╭─ Extracted information

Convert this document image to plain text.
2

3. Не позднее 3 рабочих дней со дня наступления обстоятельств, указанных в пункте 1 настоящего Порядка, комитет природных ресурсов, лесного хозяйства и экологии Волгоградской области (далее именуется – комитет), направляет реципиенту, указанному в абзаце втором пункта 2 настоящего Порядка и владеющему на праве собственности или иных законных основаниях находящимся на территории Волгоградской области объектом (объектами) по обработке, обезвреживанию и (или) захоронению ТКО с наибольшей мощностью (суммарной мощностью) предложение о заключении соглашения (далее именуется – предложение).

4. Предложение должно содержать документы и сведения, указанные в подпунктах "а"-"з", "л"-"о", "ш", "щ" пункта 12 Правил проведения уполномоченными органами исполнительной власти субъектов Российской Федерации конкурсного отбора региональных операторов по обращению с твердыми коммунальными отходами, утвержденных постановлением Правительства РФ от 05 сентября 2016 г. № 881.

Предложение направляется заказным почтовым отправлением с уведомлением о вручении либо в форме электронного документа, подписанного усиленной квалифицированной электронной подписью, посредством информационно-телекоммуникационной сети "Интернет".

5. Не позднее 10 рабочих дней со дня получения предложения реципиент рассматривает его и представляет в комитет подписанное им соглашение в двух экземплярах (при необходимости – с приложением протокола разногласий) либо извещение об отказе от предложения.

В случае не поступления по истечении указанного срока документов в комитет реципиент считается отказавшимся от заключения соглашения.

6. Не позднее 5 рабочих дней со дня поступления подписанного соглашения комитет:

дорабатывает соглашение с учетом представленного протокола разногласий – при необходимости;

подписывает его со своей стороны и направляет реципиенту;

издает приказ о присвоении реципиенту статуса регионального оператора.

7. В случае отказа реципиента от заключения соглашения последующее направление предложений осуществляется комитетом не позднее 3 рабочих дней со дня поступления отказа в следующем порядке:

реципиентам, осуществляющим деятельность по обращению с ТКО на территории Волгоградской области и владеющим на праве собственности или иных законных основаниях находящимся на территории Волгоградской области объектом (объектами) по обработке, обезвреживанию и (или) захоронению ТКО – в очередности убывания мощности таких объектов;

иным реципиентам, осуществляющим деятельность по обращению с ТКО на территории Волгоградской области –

╰─
╭─ Extracted information

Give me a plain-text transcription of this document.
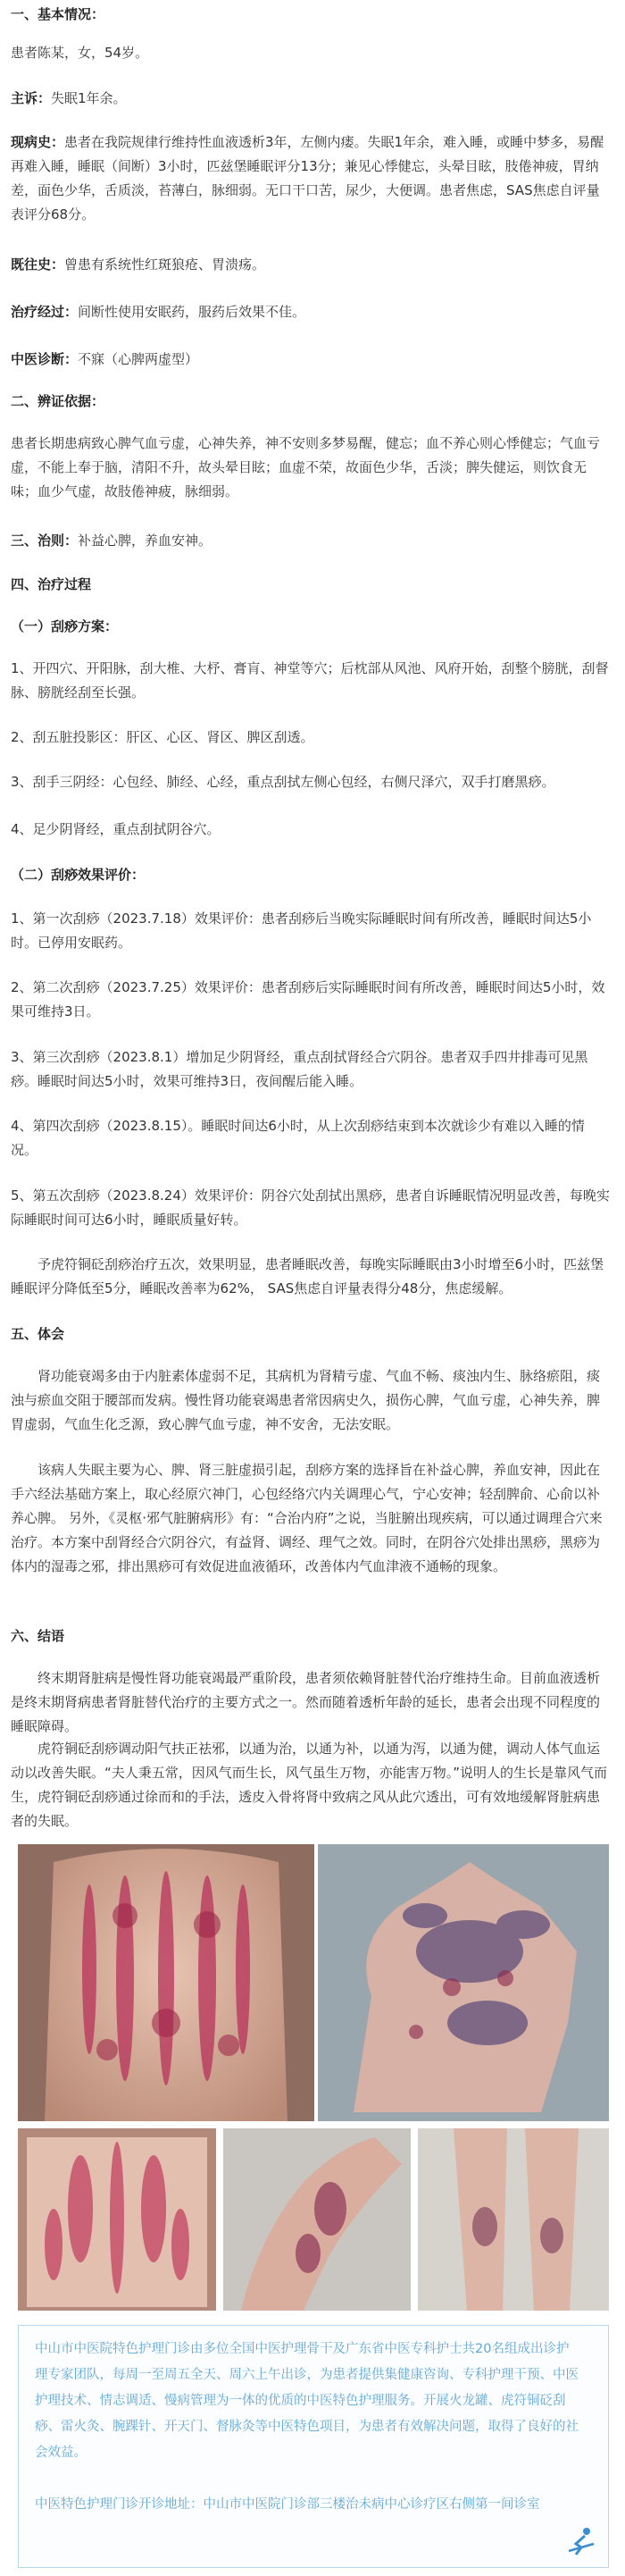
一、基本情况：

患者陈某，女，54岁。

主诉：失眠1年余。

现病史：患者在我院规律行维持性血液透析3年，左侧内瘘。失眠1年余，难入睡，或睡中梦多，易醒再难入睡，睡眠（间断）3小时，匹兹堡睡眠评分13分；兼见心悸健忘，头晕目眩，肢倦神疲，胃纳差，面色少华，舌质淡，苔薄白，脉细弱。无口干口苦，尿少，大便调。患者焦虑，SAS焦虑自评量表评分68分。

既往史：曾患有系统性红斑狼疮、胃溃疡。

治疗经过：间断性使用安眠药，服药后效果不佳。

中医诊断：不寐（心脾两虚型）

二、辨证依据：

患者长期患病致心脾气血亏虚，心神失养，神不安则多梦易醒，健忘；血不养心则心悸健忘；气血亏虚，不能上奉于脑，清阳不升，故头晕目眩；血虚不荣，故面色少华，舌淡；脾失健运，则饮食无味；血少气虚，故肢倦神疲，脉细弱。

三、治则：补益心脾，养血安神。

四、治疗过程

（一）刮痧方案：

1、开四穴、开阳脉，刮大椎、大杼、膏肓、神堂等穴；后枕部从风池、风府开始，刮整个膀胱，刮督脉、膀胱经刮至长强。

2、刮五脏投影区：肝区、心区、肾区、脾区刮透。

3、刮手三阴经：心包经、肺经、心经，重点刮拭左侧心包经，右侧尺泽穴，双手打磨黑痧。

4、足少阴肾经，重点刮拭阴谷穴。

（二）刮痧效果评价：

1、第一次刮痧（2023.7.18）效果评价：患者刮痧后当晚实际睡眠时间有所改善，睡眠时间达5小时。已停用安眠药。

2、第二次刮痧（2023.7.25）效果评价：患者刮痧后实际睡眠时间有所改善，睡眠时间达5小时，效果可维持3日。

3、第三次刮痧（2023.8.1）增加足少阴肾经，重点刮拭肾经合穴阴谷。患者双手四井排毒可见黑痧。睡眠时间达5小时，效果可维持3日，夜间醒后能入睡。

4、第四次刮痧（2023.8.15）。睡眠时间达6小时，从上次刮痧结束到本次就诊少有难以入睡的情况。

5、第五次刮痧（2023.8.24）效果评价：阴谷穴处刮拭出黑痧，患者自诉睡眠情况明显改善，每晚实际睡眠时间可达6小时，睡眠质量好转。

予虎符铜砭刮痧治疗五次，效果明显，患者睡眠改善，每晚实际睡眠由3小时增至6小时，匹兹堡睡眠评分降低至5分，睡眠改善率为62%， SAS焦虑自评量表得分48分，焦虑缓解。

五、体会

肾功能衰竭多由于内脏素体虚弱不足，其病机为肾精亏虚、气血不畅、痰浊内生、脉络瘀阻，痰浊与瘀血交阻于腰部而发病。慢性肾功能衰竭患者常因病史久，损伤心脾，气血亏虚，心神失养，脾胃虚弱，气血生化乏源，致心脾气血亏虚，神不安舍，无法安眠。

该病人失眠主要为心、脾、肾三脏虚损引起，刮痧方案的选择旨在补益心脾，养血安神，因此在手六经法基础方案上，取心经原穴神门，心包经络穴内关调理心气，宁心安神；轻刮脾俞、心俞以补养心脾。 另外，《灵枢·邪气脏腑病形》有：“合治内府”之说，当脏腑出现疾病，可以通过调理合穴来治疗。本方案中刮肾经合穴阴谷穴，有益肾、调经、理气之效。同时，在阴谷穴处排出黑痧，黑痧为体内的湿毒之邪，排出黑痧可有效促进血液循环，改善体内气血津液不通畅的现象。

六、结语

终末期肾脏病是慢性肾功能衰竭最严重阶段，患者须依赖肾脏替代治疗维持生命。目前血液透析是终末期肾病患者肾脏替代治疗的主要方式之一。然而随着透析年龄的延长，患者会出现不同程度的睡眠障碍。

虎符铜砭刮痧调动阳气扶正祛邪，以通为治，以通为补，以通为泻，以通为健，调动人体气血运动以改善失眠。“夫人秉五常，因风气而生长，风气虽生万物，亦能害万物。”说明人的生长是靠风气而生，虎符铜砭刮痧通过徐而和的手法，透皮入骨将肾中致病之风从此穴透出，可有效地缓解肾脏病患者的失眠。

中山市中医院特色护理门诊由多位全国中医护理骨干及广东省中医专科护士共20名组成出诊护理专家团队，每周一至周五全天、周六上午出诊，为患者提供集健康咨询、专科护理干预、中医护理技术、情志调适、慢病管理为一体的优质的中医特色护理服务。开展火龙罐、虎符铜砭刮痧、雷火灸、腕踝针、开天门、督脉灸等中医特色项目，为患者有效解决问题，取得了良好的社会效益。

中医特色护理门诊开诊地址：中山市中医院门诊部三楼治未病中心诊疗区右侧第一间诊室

╰─

- _The task_
Where a line contains "plain", copy that line.

- _Result_
Convert this document image to plain text.
Give me a plain-text transcription of this document.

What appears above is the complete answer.